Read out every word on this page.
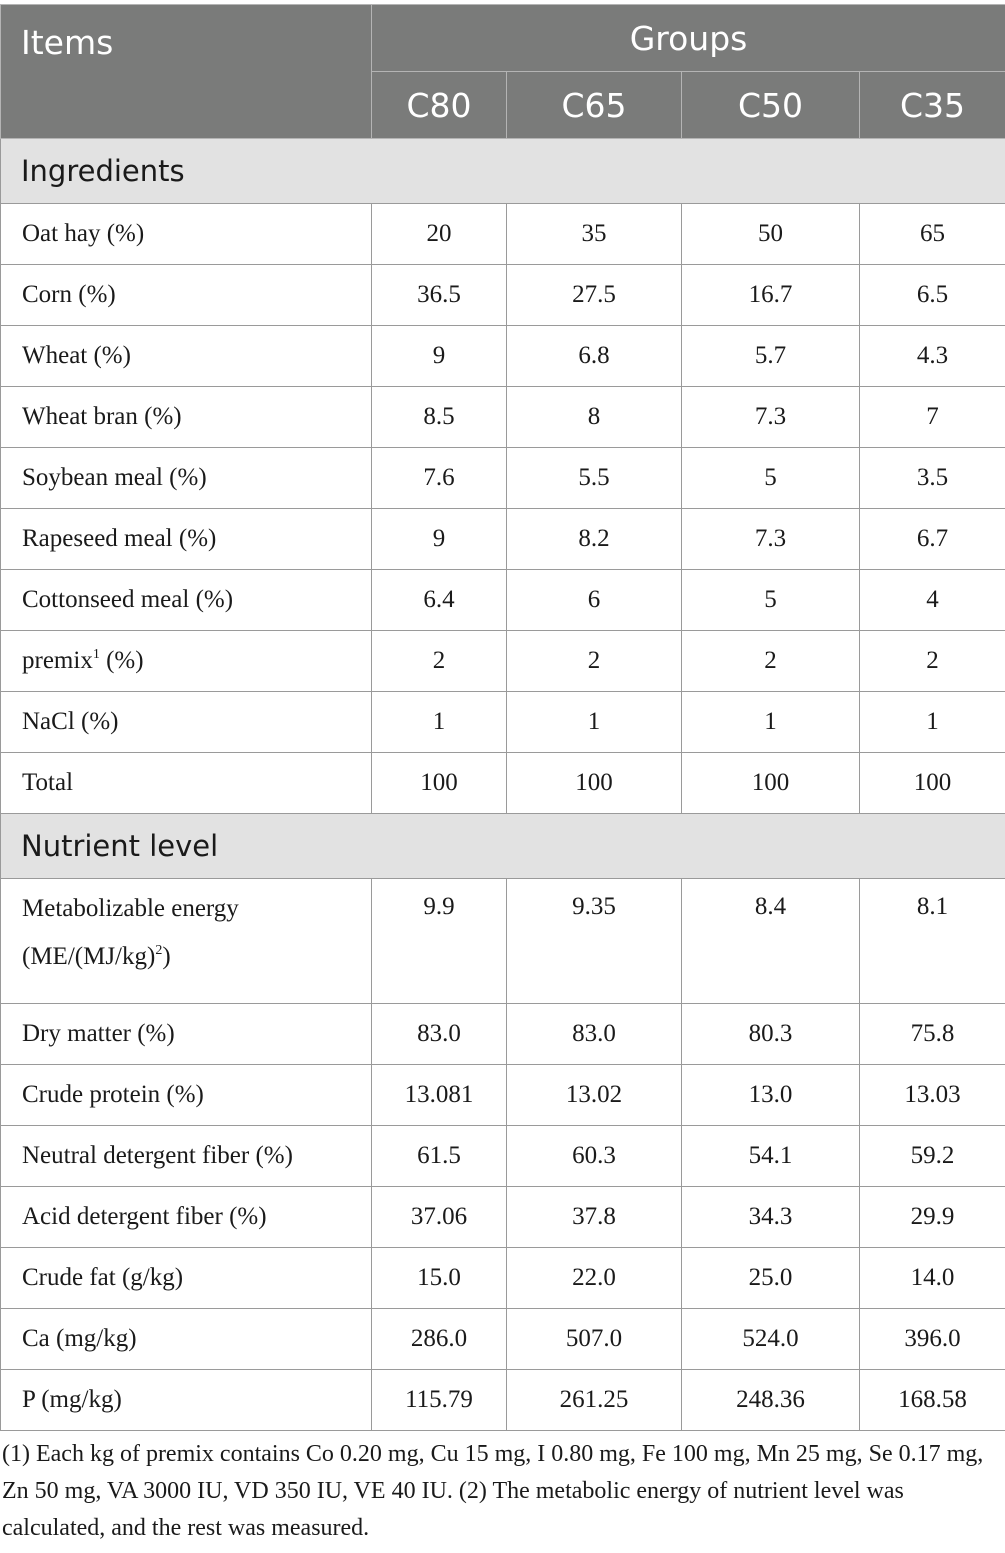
Items	Groups			
	C80	C65	C50	C35
Ingredients				
Oat hay (%)	20	35	50	65
Corn (%)	36.5	27.5	16.7	6.5
Wheat (%)	9	6.8	5.7	4.3
Wheat bran (%)	8.5	8	7.3	7
Soybean meal (%)	7.6	5.5	5	3.5
Rapeseed meal (%)	9	8.2	7.3	6.7
Cottonseed meal (%)	6.4	6	5	4
premix$^1$ (%)	2	2	2	2
NaCl (%)	1	1	1	1
Total	100	100	100	100
Nutrient level				
Metabolizable energy
$(ME/(MJ/kg)^2)$	9.9	9.35	8.4	8.1
Dry matter (%)	83.0	83.0	80.3	75.8
Crude protein (%)	13.081	13.02	13.0	13.03
Neutral detergent fiber (%)	61.5	60.3	54.1	59.2
Acid detergent fiber (%)	37.06	37.8	34.3	29.9
Crude fat (g/kg)	15.0	22.0	25.0	14.0
Ca (mg/kg)	286.0	507.0	524.0	396.0
P (mg/kg)	115.79	261.25	248.36	168.58

(1) Each kg of premix contains Co 0.20 mg, Cu 15 mg, I 0.80 mg, Fe 100 mg, Mn 25 mg, Se 0.17 mg, Zn 50 mg, VA 3000 IU, VD 350 IU, VE 40 IU. (2) The metabolic energy of nutrient level was calculated, and the rest was measured.
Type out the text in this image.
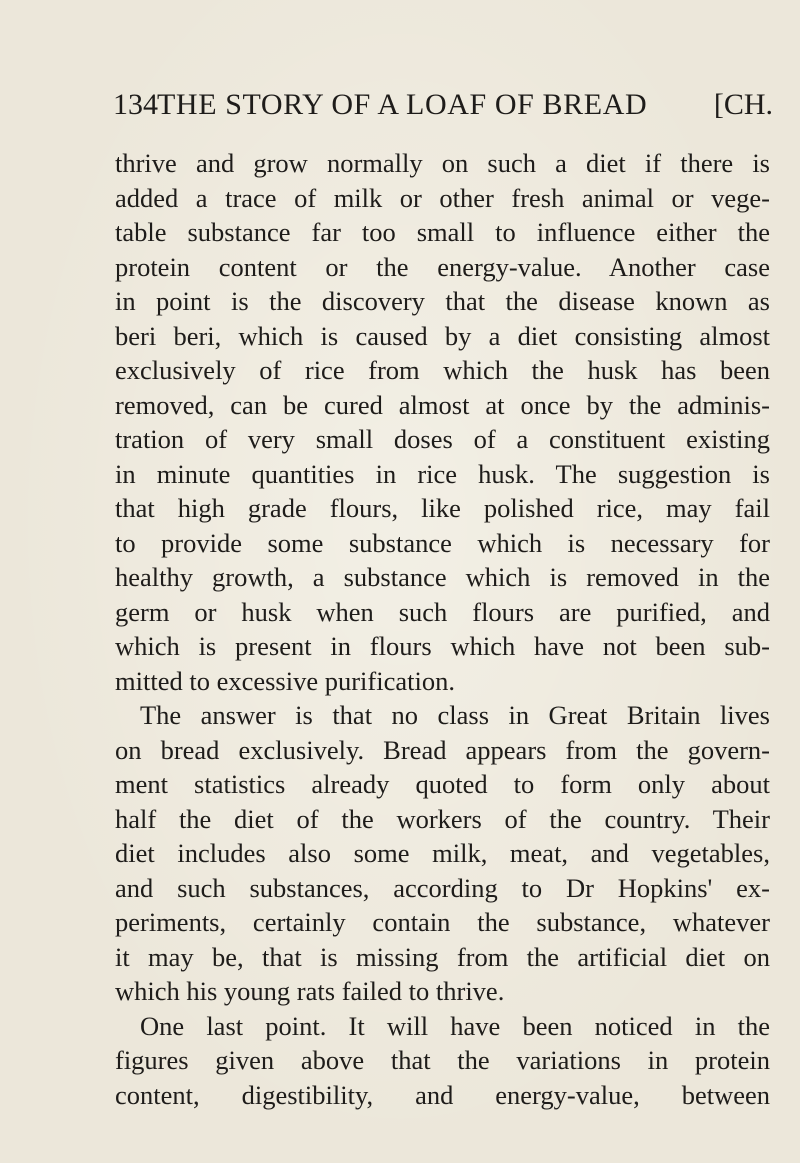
134 THE STORY OF A LOAF OF BREAD [CH.
thrive and grow normally on such a diet if there is
added a trace of milk or other fresh animal or vege-
table substance far too small to influence either the
protein content or the energy-value. Another case
in point is the discovery that the disease known as
beri beri, which is caused by a diet consisting almost
exclusively of rice from which the husk has been
removed, can be cured almost at once by the adminis-
tration of very small doses of a constituent existing
in minute quantities in rice husk. The suggestion is
that high grade flours, like polished rice, may fail
to provide some substance which is necessary for
healthy growth, a substance which is removed in the
germ or husk when such flours are purified, and
which is present in flours which have not been sub-
mitted to excessive purification.
The answer is that no class in Great Britain lives
on bread exclusively. Bread appears from the govern-
ment statistics already quoted to form only about
half the diet of the workers of the country. Their
diet includes also some milk, meat, and vegetables,
and such substances, according to Dr Hopkins' ex-
periments, certainly contain the substance, whatever
it may be, that is missing from the artificial diet on
which his young rats failed to thrive.
One last point. It will have been noticed in the
figures given above that the variations in protein
content, digestibility, and energy-value, between
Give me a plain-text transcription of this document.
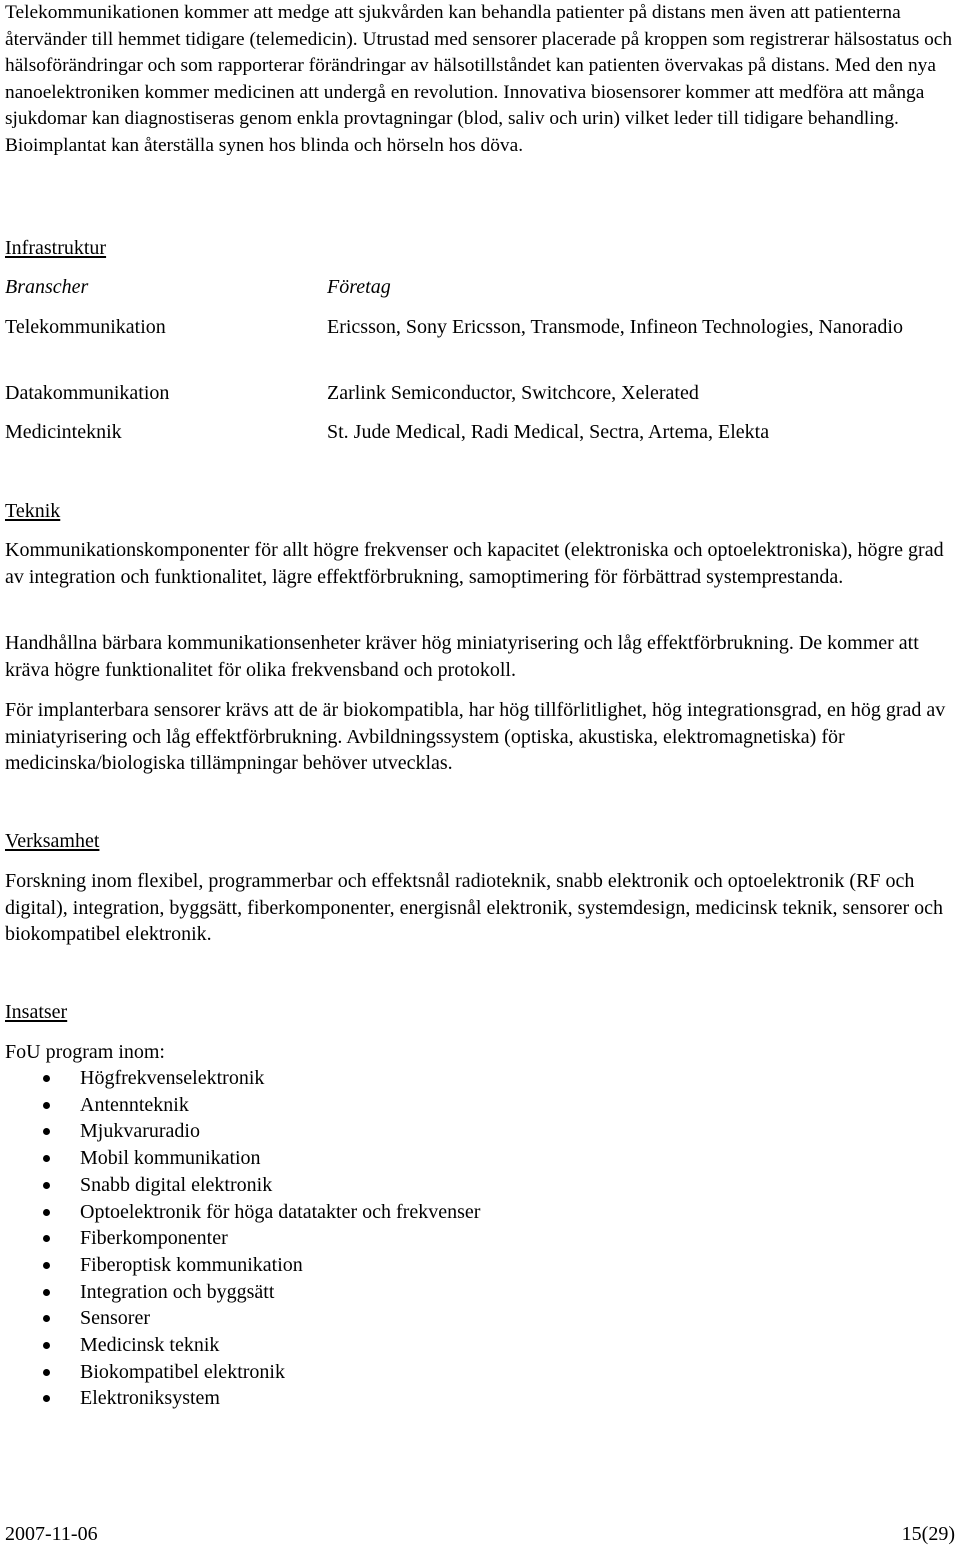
Telekommunikationen kommer att medge att sjukvården kan behandla patienter på distans men även att patienterna återvänder till hemmet tidigare (telemedicin). Utrustad med sensorer placerade på kroppen som registrerar hälsostatus och hälsoförändringar och som rapporterar förändringar av hälsotillståndet kan patienten övervakas på distans. Med den nya nanoelektroniken kommer medicinen att undergå en revolution. Innovativa biosensorer kommer att medföra att många sjukdomar kan diagnostiseras genom enkla provtagningar (blod, saliv och urin) vilket leder till tidigare behandling. Bioimplantat kan återställa synen hos blinda och hörseln hos döva.

Infrastruktur
Branscher	Företag
Telekommunikation	Ericsson, Sony Ericsson, Transmode, Infineon Technologies, Nanoradio
Datakommunikation	Zarlink Semiconductor, Switchcore, Xelerated
Medicinteknik	St. Jude Medical, Radi Medical, Sectra, Artema, Elekta
Teknik

Kommunikationskomponenter för allt högre frekvenser och kapacitet (elektroniska och optoelektroniska), högre grad av integration och funktionalitet, lägre effektförbrukning, samoptimering för förbättrad systemprestanda.

Handhållna bärbara kommunikationsenheter kräver hög miniatyrisering och låg effektförbrukning. De kommer att kräva högre funktionalitet för olika frekvensband och protokoll.

För implanterbara sensorer krävs att de är biokompatibla, har hög tillförlitlighet, hög integrationsgrad, en hög grad av miniatyrisering och låg effektförbrukning. Avbildningssystem (optiska, akustiska, elektromagnetiska) för medicinska/biologiska tillämpningar behöver utvecklas.

Verksamhet

Forskning inom flexibel, programmerbar och effektsnål radioteknik, snabb elektronik och optoelektronik (RF och digital), integration, byggsätt, fiberkomponenter, energisnål elektronik, systemdesign, medicinsk teknik, sensorer och biokompatibel elektronik.

Insatser
FoU program inom:
Högfrekvenselektronik
Antennteknik
Mjukvaruradio
Mobil kommunikation
Snabb digital elektronik
Optoelektronik för höga datatakter och frekvenser
Fiberkomponenter
Fiberoptisk kommunikation
Integration och byggsätt
Sensorer
Medicinsk teknik
Biokompatibel elektronik
Elektroniksystem
2007-11-06	15(29)
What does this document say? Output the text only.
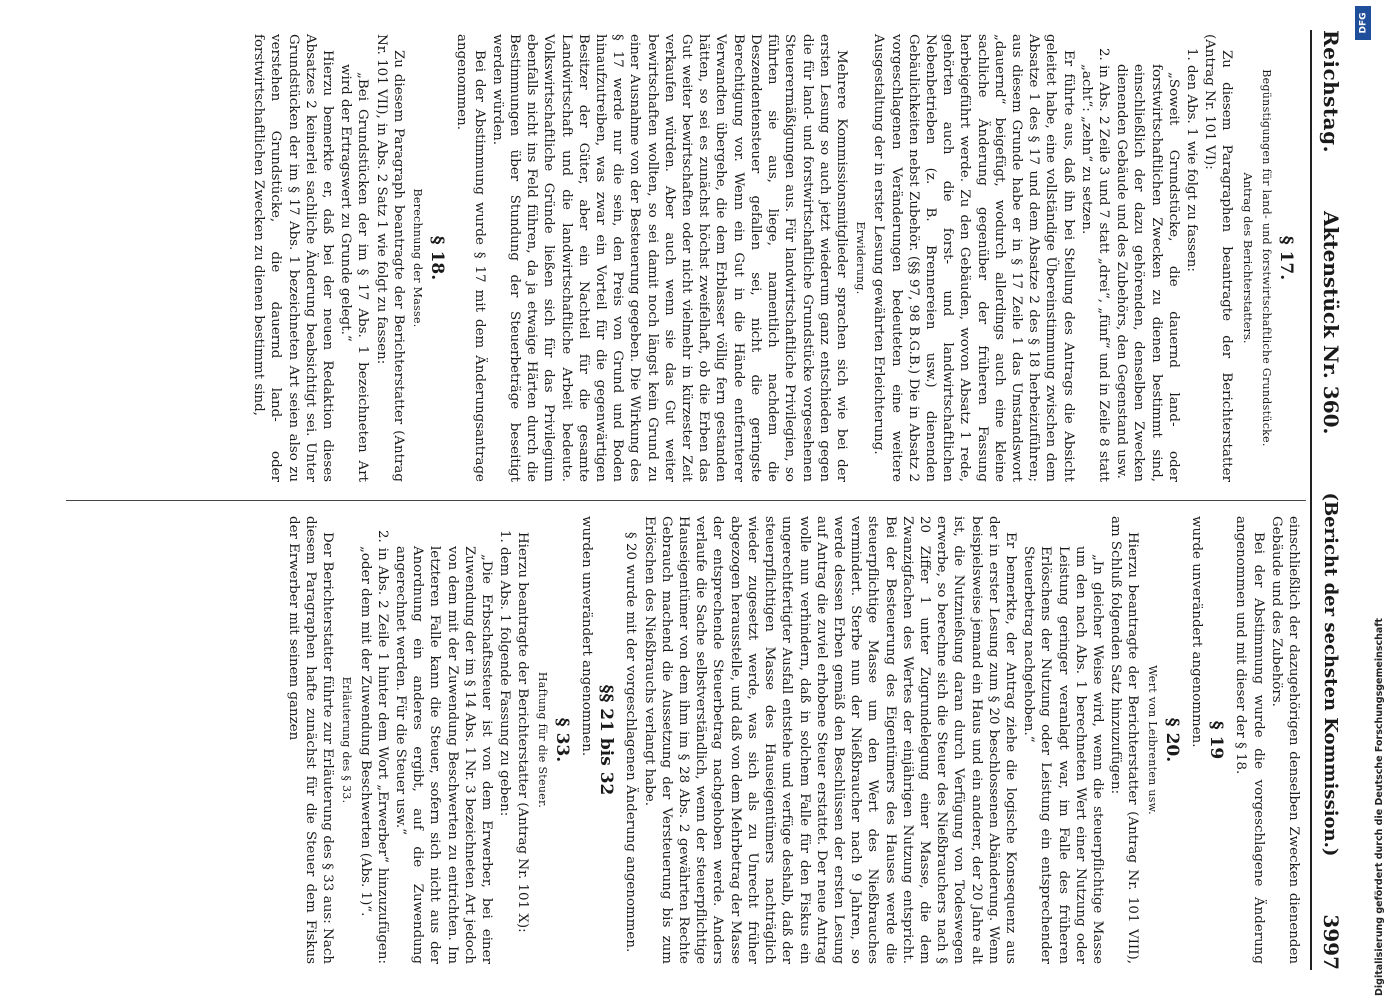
Reichstag.
Aktenstück Nr. 360.
(Bericht der sechsten Kommission.)
3997
§ 17.
Begünstigungen für land- und forstwirtschaftliche Grundstücke.
Antrag des Berichterstatters.

Zu diesem Paragraphen beantragte der Berichterstatter (Antrag Nr. 101 VI):

1. den Abs. 1 wie folgt zu fassen:

„Soweit Grundstücke, die dauernd land- oder forstwirtschaftlichen Zwecken zu dienen bestimmt sind, einschließlich der dazu gehörenden, denselben Zwecken dienenden Gebäude und des Zubehörs, den Gegenstand usw.

2. in Abs. 2 Zeile 3 und 7 statt „drei“, „fünf“ und in Zeile 8 statt „acht“: „zehn“ zu setzen.

Er führte aus, daß ihn bei Stellung des Antrags die Absicht geleitet habe, eine vollständige Übereinstimmung zwischen dem Absatze 1 des § 17 und dem Absatze 2 des § 18 herbeizuführen; aus diesem Grunde habe er in § 17 Zeile 1 das Umstandswort „dauernd“ beigefügt, wodurch allerdings auch eine kleine sachliche Änderung gegenüber der früheren Fassung herbeigeführt werde. Zu den Gebäuden, wovon Absatz 1 rede, gehörten auch die forst- und landwirtschaftlichen Nebenbetrieben (z. B. Brennereien usw.) dienenden Gebäulichkeiten nebst Zubehör. (§§ 97, 98 B.G.B.) Die in Absatz 2 vorgeschlagenen Veränderungen bedeuteten eine weitere Ausgestaltung der in erster Lesung gewährten Erleichterung.

Erwiderung.

Mehrere Kommissionsmitglieder sprachen sich wie bei der ersten Lesung so auch jetzt wiederum ganz entschieden gegen die für land- und forstwirtschaftliche Grundstücke vorgesehenen Steuerermäßigungen aus. Für landwirtschaftliche Privilegien, so führten sie aus, liege, namentlich nachdem die Deszendentensteuer gefallen sei, nicht die geringste Berechtigung vor. Wenn ein Gut in die Hände entfernterer Verwandten übergehe, die dem Erblasser völlig fern gestanden hätten, so sei es zunächst höchst zweifelhaft, ob die Erben das Gut weiter bewirtschaften oder nicht vielmehr in kürzester Zeit verkaufen würden. Aber auch wenn sie das Gut weiter bewirtschaften wollten, so sei damit noch längst kein Grund zu einer Ausnahme von der Besteuerung gegeben. Die Wirkung des § 17 werde nur die sein, den Preis von Grund und Boden hinaufzutreiben, was zwar ein Vorteil für die gegenwärtigen Besitzer der Güter, aber ein Nachteil für die gesamte Landwirtschaft und die landwirtschaftliche Arbeit bedeute. Volkswirtschaftliche Gründe ließen sich für das Privilegium ebenfalls nicht ins Feld führen, da ja etwaige Härten durch die Bestimmungen über Stundung der Steuerbeträge beseitigt werden würden.

Bei der Abstimmung wurde § 17 mit dem Änderungsantrage angenommen.

§ 18.
Berechnung der Masse.

Zu diesem Paragraph beantragte der Berichterstatter (Antrag Nr. 101 VII), in Abs. 2 Satz 1 wie folgt zu fassen:

„Bei Grundstücken der im § 17 Abs. 1 bezeichneten Art wird der Ertragswert zu Grunde gelegt.“

Hierzu bemerkte er, daß bei der neuen Redaktion dieses Absatzes 2 keinerlei sachliche Änderung beabsichtigt sei. Unter Grundstücken der im § 17 Abs. 1 bezeichneten Art seien also zu verstehen Grundstücke, die dauernd land- oder forstwirtschaftlichen Zwecken zu dienen bestimmt sind,

einschließlich der dazugehörigen denselben Zwecken dienenden Gebäude und des Zubehörs.

Bei der Abstimmung wurde die vorgeschlagene Änderung angenommen und mit dieser der § 18.

§ 19

wurde unverändert angenommen.

§ 20.
Wert von Leibrenten usw.

Hierzu beantragte der Berichterstatter (Antrag Nr. 101 VIII), am Schluß folgenden Satz hinzuzufügen:

„In gleicher Weise wird, wenn die steuerpflichtige Masse um den nach Abs. 1 berechneten Wert einer Nutzung oder Leistung geringer veranlagt war, im Falle des früheren Erlöschens der Nutzung oder Leistung ein entsprechender Steuerbetrag nachgehoben.“

Er bemerkte, der Antrag ziehe die logische Konsequenz aus der in erster Lesung zum § 20 beschlossenen Abänderung. Wenn beispielsweise jemand ein Haus und ein anderer, der 20 Jahre alt ist, die Nutznießung daran durch Verfügung von Todeswegen erwerbe, so berechne sich die Steuer des Nießbrauchers nach § 20 Ziffer 1 unter Zugrundelegung einer Masse, die dem Zwanzigfachen des Wertes der einjährigen Nutzung entspricht. Bei der Besteuerung des Eigentümers des Hauses werde die steuerpflichtige Masse um den Wert des Nießbrauches vermindert. Sterbe nun der Nießbraucher nach 9 Jahren, so werde dessen Erben gemäß den Beschlüssen der ersten Lesung auf Antrag die zuviel erhobene Steuer erstattet. Der neue Antrag wolle nun verhindern, daß in solchem Falle für den Fiskus ein ungerechtfertigter Ausfall entstehe und verfüge deshalb, daß der steuerpflichtigen Masse des Hauseigentümers nachträglich wieder zugesetzt werde, was sich als zu Unrecht früher abgezogen herausstelle, und daß von dem Mehrbetrag der Masse der entsprechende Steuerbetrag nachgehoben werde. Anders verlaufe die Sache selbstverständlich, wenn der steuerpflichtige Hauseigentümer von dem ihm im § 28 Abs. 2 gewährten Rechte Gebrauch machend die Aussetzung der Versteuerung bis zum Erlöschen des Nießbrauchs verlangt habe.

§ 20 wurde mit der vorgeschlagenen Änderung angenommen.

§§ 21 bis 32

wurden unverändert angenommen.

§ 33.
Haftung für die Steuer.

Hierzu beantragte der Berichterstatter (Antrag Nr. 101 X):

1. dem Abs. 1 folgende Fassung zu geben:

„Die Erbschaftssteuer ist von dem Erwerber, bei einer Zuwendung der im § 14 Abs. 1 Nr. 3 bezeichneten Art jedoch von dem mit der Zuwendung Beschwerten zu entrichten. Im letzteren Falle kann die Steuer, sofern sich nicht aus der Anordnung ein anderes ergibt, auf die Zuwendung angerechnet werden. Für die Steuer usw.“

2. in Abs. 2 Zeile 1 hinter dem Wort „Erwerber“ hinzuzufügen: „oder dem mit der Zuwendung Beschwerten (Abs. 1)“.

Erläuterung des § 33.

Der Berichterstatter führte zur Erläuterung des § 33 aus: Nach diesem Paragraphen hafte zunächst für die Steuer dem Fiskus der Erwerber mit seinem ganzen

DFG
Digitalisierung gefördert durch die Deutsche Forschungsgemeinschaft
^^^^^^^^^^^^^^^^
TASK DIRECTIONS: Wherever the word "milk" turns up in a line of the entries above, copy that line.

ANSWER FOR THE TASK:
added a trace of milk or other fresh animal or vege-
diet includes also some milk, meat, and vegetables,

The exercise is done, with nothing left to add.